**Description of the task**
Can you reproduce the data beneath, keeping every line exact?

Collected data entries
(begin)

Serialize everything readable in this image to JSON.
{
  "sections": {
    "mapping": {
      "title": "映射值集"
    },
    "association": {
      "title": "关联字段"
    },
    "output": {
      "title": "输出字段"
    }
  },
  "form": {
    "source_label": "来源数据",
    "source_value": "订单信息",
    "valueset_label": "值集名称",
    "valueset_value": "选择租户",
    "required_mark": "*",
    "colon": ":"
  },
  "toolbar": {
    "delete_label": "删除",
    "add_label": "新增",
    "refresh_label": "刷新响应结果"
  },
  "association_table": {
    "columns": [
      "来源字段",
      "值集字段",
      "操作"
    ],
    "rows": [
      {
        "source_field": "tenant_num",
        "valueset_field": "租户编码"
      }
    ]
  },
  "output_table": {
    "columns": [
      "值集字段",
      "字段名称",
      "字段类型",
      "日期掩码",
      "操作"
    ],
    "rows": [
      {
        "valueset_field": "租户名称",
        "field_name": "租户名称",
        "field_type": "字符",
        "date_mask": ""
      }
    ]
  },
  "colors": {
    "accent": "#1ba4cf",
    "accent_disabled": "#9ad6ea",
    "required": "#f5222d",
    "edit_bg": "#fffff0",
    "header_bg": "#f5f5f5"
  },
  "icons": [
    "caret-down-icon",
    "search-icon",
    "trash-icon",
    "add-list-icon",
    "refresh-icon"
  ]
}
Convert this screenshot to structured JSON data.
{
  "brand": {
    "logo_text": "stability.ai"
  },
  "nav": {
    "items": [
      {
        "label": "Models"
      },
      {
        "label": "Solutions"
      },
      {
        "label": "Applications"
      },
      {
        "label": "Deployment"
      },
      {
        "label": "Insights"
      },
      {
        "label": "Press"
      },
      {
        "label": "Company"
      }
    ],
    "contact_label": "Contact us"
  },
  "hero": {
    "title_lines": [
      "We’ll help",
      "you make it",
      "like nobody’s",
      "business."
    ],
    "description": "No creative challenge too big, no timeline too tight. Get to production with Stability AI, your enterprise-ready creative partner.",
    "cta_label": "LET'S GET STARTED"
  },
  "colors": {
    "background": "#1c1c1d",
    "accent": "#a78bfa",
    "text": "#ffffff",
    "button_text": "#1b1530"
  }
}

(end)

**Exercise solution**
Serialize everything readable in this image to JSON.
{
  "sections": {
    "mapping": {
      "title": "映射值集"
    },
    "association": {
      "title": "关联字段"
    },
    "output": {
      "title": "输出字段"
    }
  },
  "form": {
    "source_label": "来源数据",
    "source_value": "订单信息",
    "valueset_label": "值集名称",
    "valueset_value": "选择租户",
    "required_mark": "*",
    "colon": ":"
  },
  "toolbar": {
    "delete_label": "删除",
    "add_label": "新增",
    "refresh_label": "刷新响应结果"
  },
  "association_table": {
    "columns": [
      "来源字段",
      "值集字段",
      "操作"
    ],
    "rows": [
      {
        "source_field": "tenant_num",
        "valueset_field": "租户编码"
      }
    ]
  },
  "output_table": {
    "columns": [
      "值集字段",
      "字段名称",
      "字段类型",
      "日期掩码",
      "操作"
    ],
    "rows": [
      {
        "valueset_field": "租户名称",
        "field_name": "租户名称",
        "field_type": "字符",
        "date_mask": ""
      }
    ]
  },
  "colors": {
    "accent": "#1ba4cf",
    "accent_disabled": "#9ad6ea",
    "required": "#f5222d",
    "edit_bg": "#fffff0",
    "header_bg": "#f5f5f5"
  },
  "icons": [
    "caret-down-icon",
    "search-icon",
    "trash-icon",
    "add-list-icon",
    "refresh-icon"
  ]
}
Convert this screenshot to structured JSON data.
{
  "brand": {
    "logo_text": "stability.ai"
  },
  "nav": {
    "items": [
      {
        "label": "Models"
      },
      {
        "label": "Solutions"
      },
      {
        "label": "Applications"
      },
      {
        "label": "Deployment"
      },
      {
        "label": "Insights"
      },
      {
        "label": "Press"
      },
      {
        "label": "Company"
      }
    ],
    "contact_label": "Contact us"
  },
  "hero": {
    "title_lines": [
      "We’ll help",
      "you make it",
      "like nobody’s",
      "business."
    ],
    "description": "No creative challenge too big, no timeline too tight. Get to production with Stability AI, your enterprise-ready creative partner.",
    "cta_label": "LET'S GET STARTED"
  },
  "colors": {
    "background": "#1c1c1d",
    "accent": "#a78bfa",
    "text": "#ffffff",
    "button_text": "#1b1530"
  }
}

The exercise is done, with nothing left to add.